(Entries with figure data)
╭──
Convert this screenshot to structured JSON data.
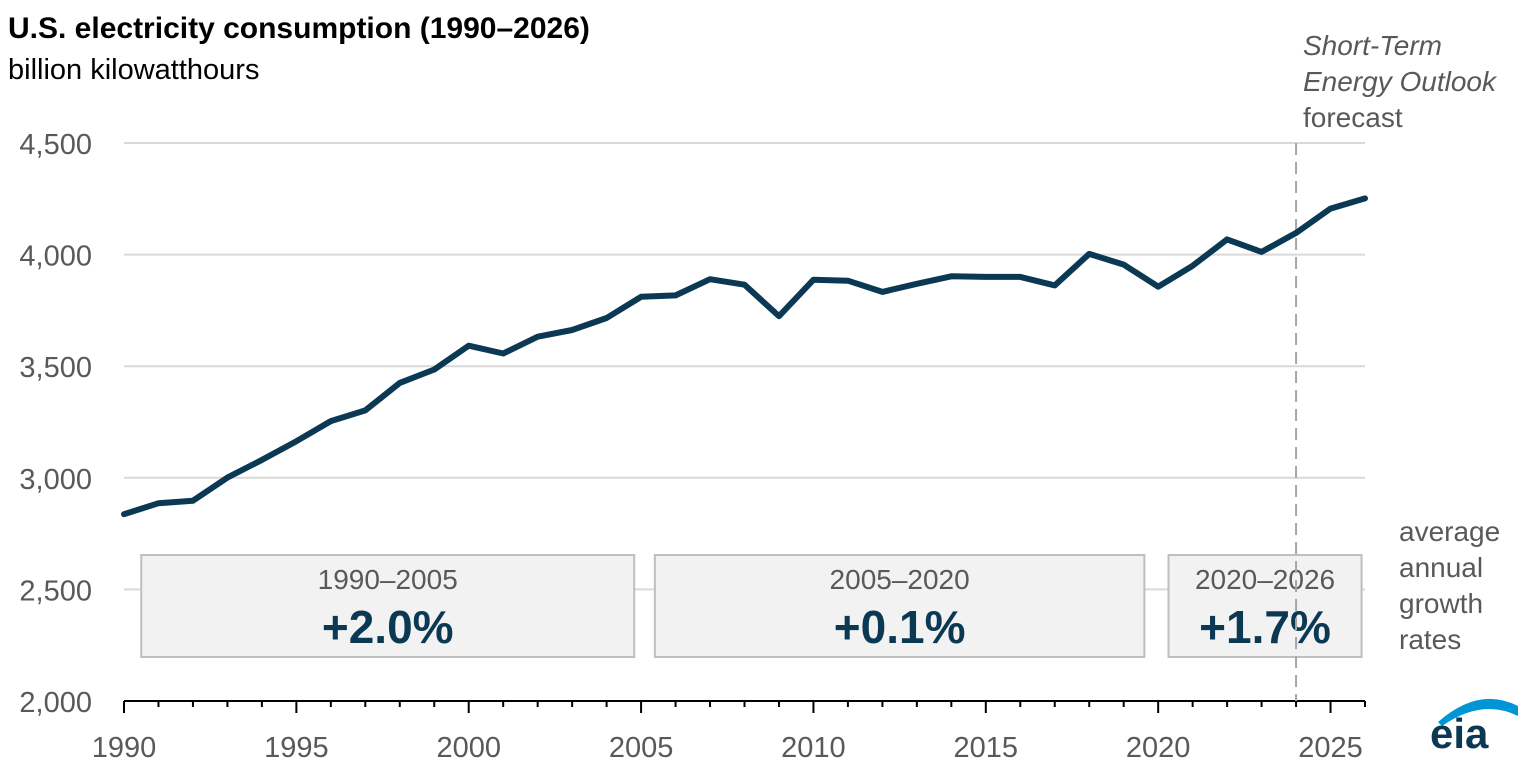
{
  "chart_data": {
    "type": "line",
    "title": "U.S. electricity consumption (1990–2026)",
    "subtitle": "billion kilowatthours",
    "xlabel": "",
    "ylabel": "",
    "xlim": [
      1990,
      2026
    ],
    "ylim": [
      2000,
      4500
    ],
    "x_ticks": [
      1990,
      1995,
      2000,
      2005,
      2010,
      2015,
      2020,
      2025
    ],
    "y_ticks": [
      2000,
      2500,
      3000,
      3500,
      4000,
      4500
    ],
    "grid": true,
    "series": [
      {
        "color": "#0b3954",
        "x": [
          1990,
          1991,
          1992,
          1993,
          1994,
          1995,
          1996,
          1997,
          1998,
          1999,
          2000,
          2001,
          2002,
          2003,
          2004,
          2005,
          2006,
          2007,
          2008,
          2009,
          2010,
          2011,
          2012,
          2013,
          2014,
          2015,
          2016,
          2017,
          2018,
          2019,
          2020,
          2021,
          2022,
          2023,
          2024,
          2025,
          2026
        ],
        "y": [
          2837,
          2886,
          2897,
          3001,
          3080,
          3164,
          3254,
          3302,
          3425,
          3485,
          3592,
          3557,
          3632,
          3662,
          3716,
          3811,
          3817,
          3890,
          3865,
          3724,
          3887,
          3883,
          3833,
          3869,
          3903,
          3900,
          3900,
          3862,
          4003,
          3955,
          3856,
          3950,
          4068,
          4012,
          4097,
          4206,
          4252
        ]
      }
    ],
    "forecast_start": 2024,
    "forecast_label": {
      "line1": "Short-Term",
      "line2": "Energy Outlook",
      "line3": "forecast"
    },
    "growth_boxes": [
      {
        "period": "1990–2005",
        "rate": "+2.0%",
        "x_start": 1990.5,
        "x_end": 2004.8
      },
      {
        "period": "2005–2020",
        "rate": "+0.1%",
        "x_start": 2005.4,
        "x_end": 2019.6
      },
      {
        "period": "2020–2026",
        "rate": "+1.7%",
        "x_start": 2020.3,
        "x_end": 2025.9
      }
    ],
    "growth_label": [
      "average",
      "annual",
      "growth",
      "rates"
    ]
  },
  "logo": {
    "text": "eia"
  },
  "colors": {
    "line": "#0b3954",
    "rate_text": "#0b3954",
    "grid": "#d9d9d9",
    "box_fill": "#f2f2f2",
    "box_border": "#bfbfbf",
    "muted_text": "#595959",
    "logo_arc": "#0096d6"
  }
}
╰──
◆ **SET TASK**
Without the pictures, output the full listing exactly as it stands.

◆ **THE REPLY**
Convert this screenshot to structured JSON data.
{
  "chart_data": {
    "type": "line",
    "title": "U.S. electricity consumption (1990–2026)",
    "subtitle": "billion kilowatthours",
    "xlabel": "",
    "ylabel": "",
    "xlim": [
      1990,
      2026
    ],
    "ylim": [
      2000,
      4500
    ],
    "x_ticks": [
      1990,
      1995,
      2000,
      2005,
      2010,
      2015,
      2020,
      2025
    ],
    "y_ticks": [
      2000,
      2500,
      3000,
      3500,
      4000,
      4500
    ],
    "grid": true,
    "series": [
      {
        "color": "#0b3954",
        "x": [
          1990,
          1991,
          1992,
          1993,
          1994,
          1995,
          1996,
          1997,
          1998,
          1999,
          2000,
          2001,
          2002,
          2003,
          2004,
          2005,
          2006,
          2007,
          2008,
          2009,
          2010,
          2011,
          2012,
          2013,
          2014,
          2015,
          2016,
          2017,
          2018,
          2019,
          2020,
          2021,
          2022,
          2023,
          2024,
          2025,
          2026
        ],
        "y": [
          2837,
          2886,
          2897,
          3001,
          3080,
          3164,
          3254,
          3302,
          3425,
          3485,
          3592,
          3557,
          3632,
          3662,
          3716,
          3811,
          3817,
          3890,
          3865,
          3724,
          3887,
          3883,
          3833,
          3869,
          3903,
          3900,
          3900,
          3862,
          4003,
          3955,
          3856,
          3950,
          4068,
          4012,
          4097,
          4206,
          4252
        ]
      }
    ],
    "forecast_start": 2024,
    "forecast_label": {
      "line1": "Short-Term",
      "line2": "Energy Outlook",
      "line3": "forecast"
    },
    "growth_boxes": [
      {
        "period": "1990–2005",
        "rate": "+2.0%",
        "x_start": 1990.5,
        "x_end": 2004.8
      },
      {
        "period": "2005–2020",
        "rate": "+0.1%",
        "x_start": 2005.4,
        "x_end": 2019.6
      },
      {
        "period": "2020–2026",
        "rate": "+1.7%",
        "x_start": 2020.3,
        "x_end": 2025.9
      }
    ],
    "growth_label": [
      "average",
      "annual",
      "growth",
      "rates"
    ]
  },
  "logo": {
    "text": "eia"
  },
  "colors": {
    "line": "#0b3954",
    "rate_text": "#0b3954",
    "grid": "#d9d9d9",
    "box_fill": "#f2f2f2",
    "box_border": "#bfbfbf",
    "muted_text": "#595959",
    "logo_arc": "#0096d6"
  }
}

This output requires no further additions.